Figure contents as structured data:
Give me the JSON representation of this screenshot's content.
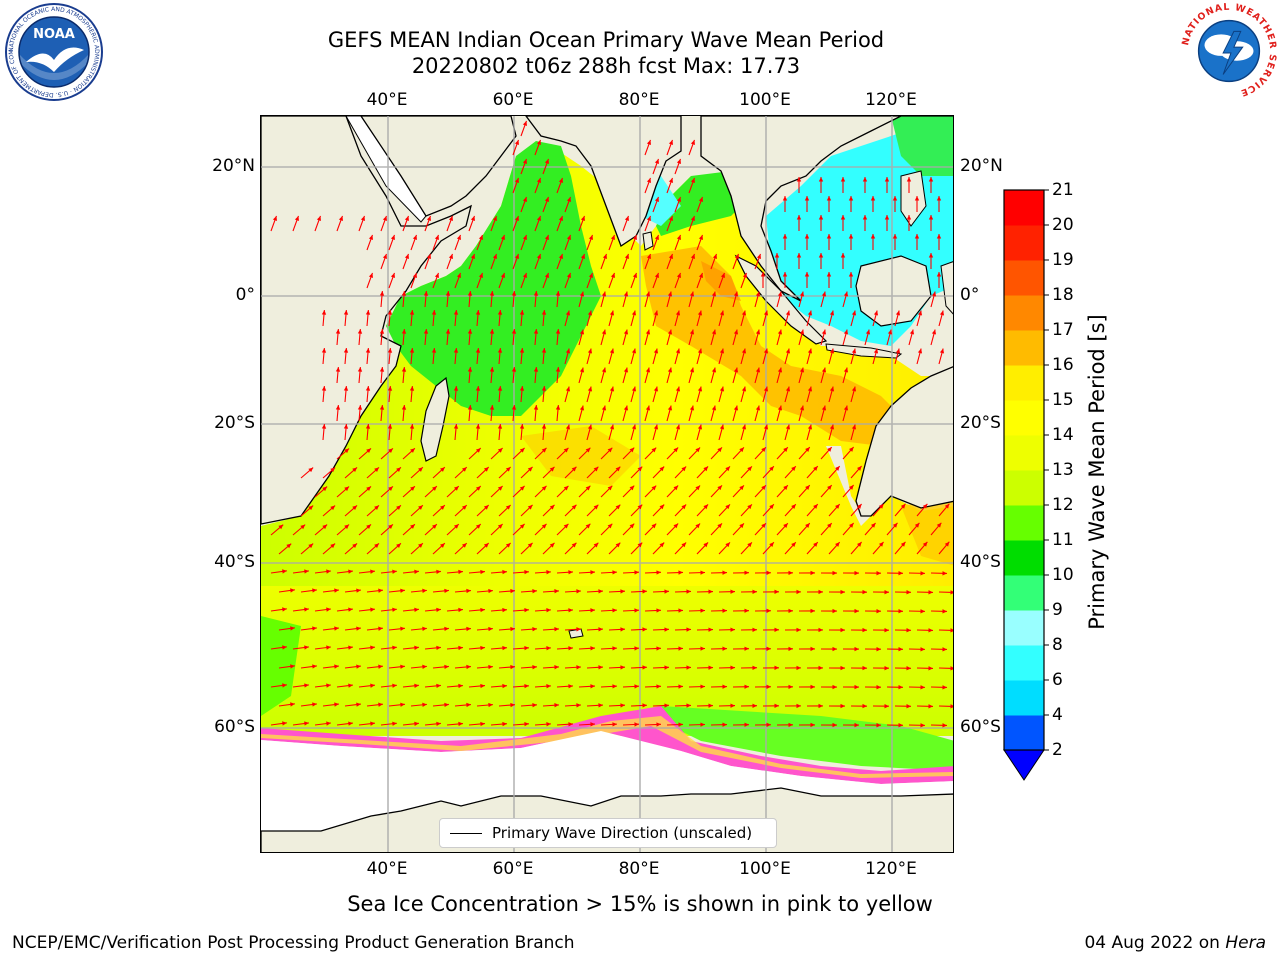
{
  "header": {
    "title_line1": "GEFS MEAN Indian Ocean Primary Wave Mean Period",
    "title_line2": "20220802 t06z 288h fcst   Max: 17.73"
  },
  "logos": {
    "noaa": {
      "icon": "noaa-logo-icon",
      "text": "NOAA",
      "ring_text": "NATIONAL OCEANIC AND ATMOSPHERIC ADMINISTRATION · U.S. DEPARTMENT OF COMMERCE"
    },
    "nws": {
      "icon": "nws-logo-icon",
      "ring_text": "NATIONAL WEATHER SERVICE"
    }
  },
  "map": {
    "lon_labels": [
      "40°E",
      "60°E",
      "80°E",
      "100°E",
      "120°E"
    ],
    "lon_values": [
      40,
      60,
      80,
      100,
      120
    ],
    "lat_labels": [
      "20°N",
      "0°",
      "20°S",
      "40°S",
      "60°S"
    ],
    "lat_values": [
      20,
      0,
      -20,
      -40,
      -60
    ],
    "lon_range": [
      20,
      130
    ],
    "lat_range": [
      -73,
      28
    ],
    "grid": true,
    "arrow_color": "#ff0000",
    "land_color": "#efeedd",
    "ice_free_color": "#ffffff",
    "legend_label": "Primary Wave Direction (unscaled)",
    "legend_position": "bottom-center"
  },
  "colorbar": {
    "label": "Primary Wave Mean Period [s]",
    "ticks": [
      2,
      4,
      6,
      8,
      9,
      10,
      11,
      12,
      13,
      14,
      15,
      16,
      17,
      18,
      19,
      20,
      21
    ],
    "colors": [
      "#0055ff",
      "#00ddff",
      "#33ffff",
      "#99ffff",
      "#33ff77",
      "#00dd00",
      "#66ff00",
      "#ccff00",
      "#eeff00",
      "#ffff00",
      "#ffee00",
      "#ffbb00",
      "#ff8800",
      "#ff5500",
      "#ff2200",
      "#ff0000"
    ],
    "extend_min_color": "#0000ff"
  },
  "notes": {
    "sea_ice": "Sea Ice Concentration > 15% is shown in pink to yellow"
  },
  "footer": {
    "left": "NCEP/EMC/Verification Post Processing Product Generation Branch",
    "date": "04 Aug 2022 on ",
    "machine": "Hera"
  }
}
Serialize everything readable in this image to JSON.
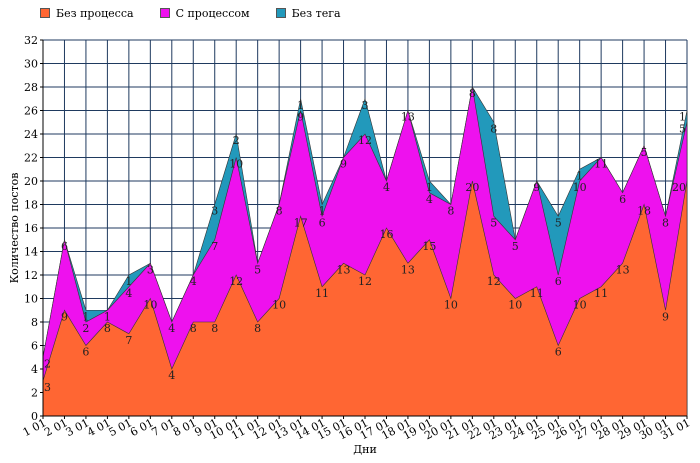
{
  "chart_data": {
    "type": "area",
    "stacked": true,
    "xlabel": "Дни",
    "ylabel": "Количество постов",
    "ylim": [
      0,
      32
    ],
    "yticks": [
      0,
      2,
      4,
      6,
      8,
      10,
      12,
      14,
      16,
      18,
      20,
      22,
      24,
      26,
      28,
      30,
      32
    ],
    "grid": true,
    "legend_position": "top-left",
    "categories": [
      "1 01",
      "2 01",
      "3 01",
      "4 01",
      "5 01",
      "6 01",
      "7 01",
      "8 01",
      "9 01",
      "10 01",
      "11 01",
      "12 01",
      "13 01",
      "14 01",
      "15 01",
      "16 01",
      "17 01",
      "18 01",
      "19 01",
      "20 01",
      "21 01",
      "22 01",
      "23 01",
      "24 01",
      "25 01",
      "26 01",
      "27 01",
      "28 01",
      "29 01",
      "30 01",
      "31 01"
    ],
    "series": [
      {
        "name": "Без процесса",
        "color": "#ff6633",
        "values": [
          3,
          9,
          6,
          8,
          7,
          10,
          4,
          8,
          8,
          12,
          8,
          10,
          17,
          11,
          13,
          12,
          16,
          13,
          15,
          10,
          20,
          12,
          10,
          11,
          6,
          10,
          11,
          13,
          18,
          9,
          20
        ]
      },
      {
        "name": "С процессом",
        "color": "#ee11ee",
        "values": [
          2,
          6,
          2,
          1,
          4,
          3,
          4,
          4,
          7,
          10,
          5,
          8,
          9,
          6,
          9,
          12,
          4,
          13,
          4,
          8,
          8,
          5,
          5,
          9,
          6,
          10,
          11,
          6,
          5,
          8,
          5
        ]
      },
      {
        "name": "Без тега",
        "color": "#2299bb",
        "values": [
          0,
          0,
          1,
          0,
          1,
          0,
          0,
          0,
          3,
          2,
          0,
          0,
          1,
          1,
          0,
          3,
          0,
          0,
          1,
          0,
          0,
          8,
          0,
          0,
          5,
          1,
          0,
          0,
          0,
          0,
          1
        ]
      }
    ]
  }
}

> [Short exercise]
Search the data for "Period". Copy every line that has it.

> [Full output]
    "title_line1": "GEFS MEAN Indian Ocean Primary Wave Mean Period",
    "label": "Primary Wave Mean Period [s]",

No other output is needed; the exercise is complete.